## Start Stored data

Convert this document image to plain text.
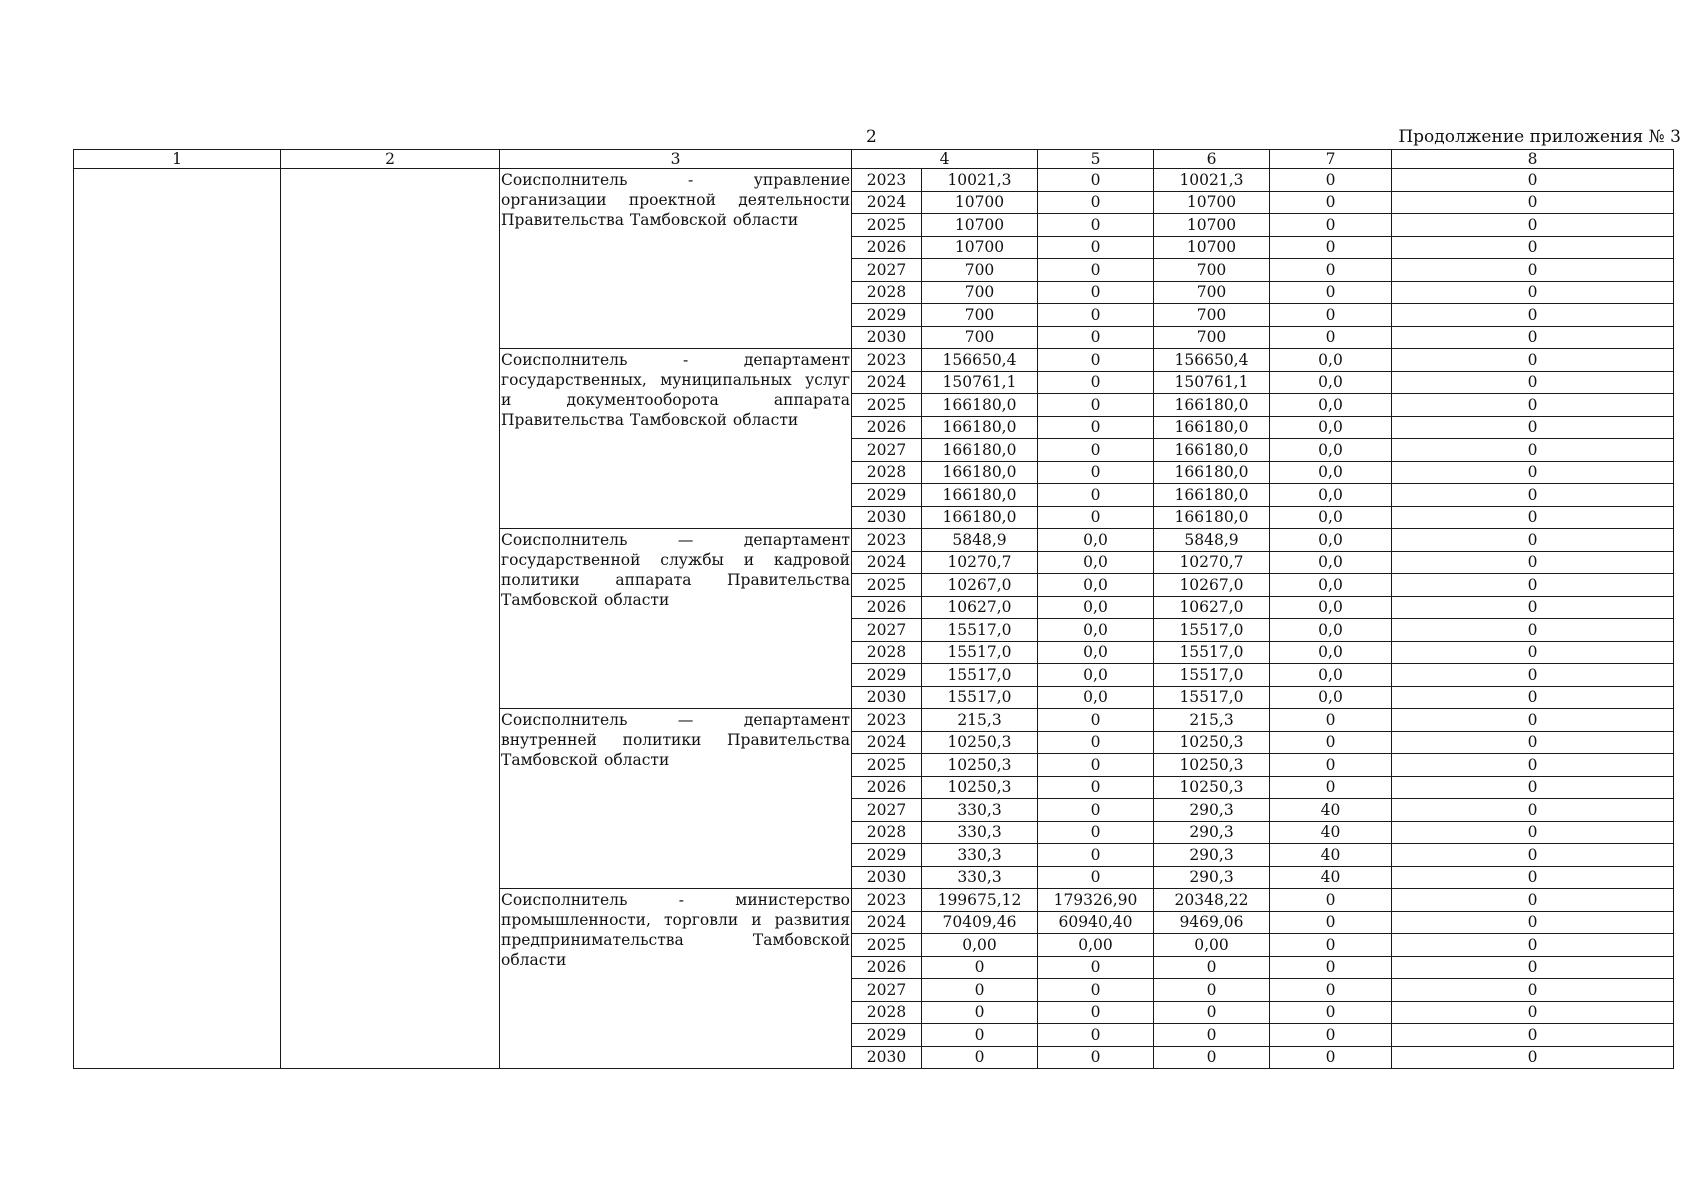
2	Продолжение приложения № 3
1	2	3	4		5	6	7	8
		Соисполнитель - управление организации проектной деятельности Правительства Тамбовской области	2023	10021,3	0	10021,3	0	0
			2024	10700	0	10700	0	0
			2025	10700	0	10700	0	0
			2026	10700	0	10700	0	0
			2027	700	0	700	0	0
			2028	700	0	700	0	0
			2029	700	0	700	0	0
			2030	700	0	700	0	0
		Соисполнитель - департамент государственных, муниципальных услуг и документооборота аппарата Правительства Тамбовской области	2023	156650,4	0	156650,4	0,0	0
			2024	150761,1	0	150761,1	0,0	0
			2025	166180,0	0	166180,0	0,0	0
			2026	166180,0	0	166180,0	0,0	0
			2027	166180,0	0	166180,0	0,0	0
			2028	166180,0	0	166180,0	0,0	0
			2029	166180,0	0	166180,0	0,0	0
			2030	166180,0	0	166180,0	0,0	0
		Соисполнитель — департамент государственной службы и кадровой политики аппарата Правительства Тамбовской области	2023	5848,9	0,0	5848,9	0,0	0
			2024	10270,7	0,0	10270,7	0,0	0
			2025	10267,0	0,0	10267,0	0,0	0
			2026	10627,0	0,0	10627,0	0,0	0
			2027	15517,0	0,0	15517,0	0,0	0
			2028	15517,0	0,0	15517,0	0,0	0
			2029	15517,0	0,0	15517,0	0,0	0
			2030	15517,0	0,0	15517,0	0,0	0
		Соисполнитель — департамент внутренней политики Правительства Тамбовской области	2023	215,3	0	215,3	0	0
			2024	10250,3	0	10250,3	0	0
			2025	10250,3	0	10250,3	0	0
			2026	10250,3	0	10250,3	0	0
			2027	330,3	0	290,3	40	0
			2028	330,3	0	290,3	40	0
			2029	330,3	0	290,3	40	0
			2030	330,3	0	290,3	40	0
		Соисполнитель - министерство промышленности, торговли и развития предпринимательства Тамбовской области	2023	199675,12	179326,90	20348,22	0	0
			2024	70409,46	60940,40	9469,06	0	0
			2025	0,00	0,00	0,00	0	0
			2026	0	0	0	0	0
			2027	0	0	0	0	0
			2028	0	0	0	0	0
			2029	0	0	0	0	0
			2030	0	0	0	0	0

## End Stored data

(Written problem) Print the records above exactly as they stand, but leave out the pictures.

(Solution for this exercise)
Convert this document image to plain text.
2	Продолжение приложения № 3
1	2	3	4		5	6	7	8
		Соисполнитель - управление организации проектной деятельности Правительства Тамбовской области	2023	10021,3	0	10021,3	0	0
			2024	10700	0	10700	0	0
			2025	10700	0	10700	0	0
			2026	10700	0	10700	0	0
			2027	700	0	700	0	0
			2028	700	0	700	0	0
			2029	700	0	700	0	0
			2030	700	0	700	0	0
		Соисполнитель - департамент государственных, муниципальных услуг и документооборота аппарата Правительства Тамбовской области	2023	156650,4	0	156650,4	0,0	0
			2024	150761,1	0	150761,1	0,0	0
			2025	166180,0	0	166180,0	0,0	0
			2026	166180,0	0	166180,0	0,0	0
			2027	166180,0	0	166180,0	0,0	0
			2028	166180,0	0	166180,0	0,0	0
			2029	166180,0	0	166180,0	0,0	0
			2030	166180,0	0	166180,0	0,0	0
		Соисполнитель — департамент государственной службы и кадровой политики аппарата Правительства Тамбовской области	2023	5848,9	0,0	5848,9	0,0	0
			2024	10270,7	0,0	10270,7	0,0	0
			2025	10267,0	0,0	10267,0	0,0	0
			2026	10627,0	0,0	10627,0	0,0	0
			2027	15517,0	0,0	15517,0	0,0	0
			2028	15517,0	0,0	15517,0	0,0	0
			2029	15517,0	0,0	15517,0	0,0	0
			2030	15517,0	0,0	15517,0	0,0	0
		Соисполнитель — департамент внутренней политики Правительства Тамбовской области	2023	215,3	0	215,3	0	0
			2024	10250,3	0	10250,3	0	0
			2025	10250,3	0	10250,3	0	0
			2026	10250,3	0	10250,3	0	0
			2027	330,3	0	290,3	40	0
			2028	330,3	0	290,3	40	0
			2029	330,3	0	290,3	40	0
			2030	330,3	0	290,3	40	0
		Соисполнитель - министерство промышленности, торговли и развития предпринимательства Тамбовской области	2023	199675,12	179326,90	20348,22	0	0
			2024	70409,46	60940,40	9469,06	0	0
			2025	0,00	0,00	0,00	0	0
			2026	0	0	0	0	0
			2027	0	0	0	0	0
			2028	0	0	0	0	0
			2029	0	0	0	0	0
			2030	0	0	0	0	0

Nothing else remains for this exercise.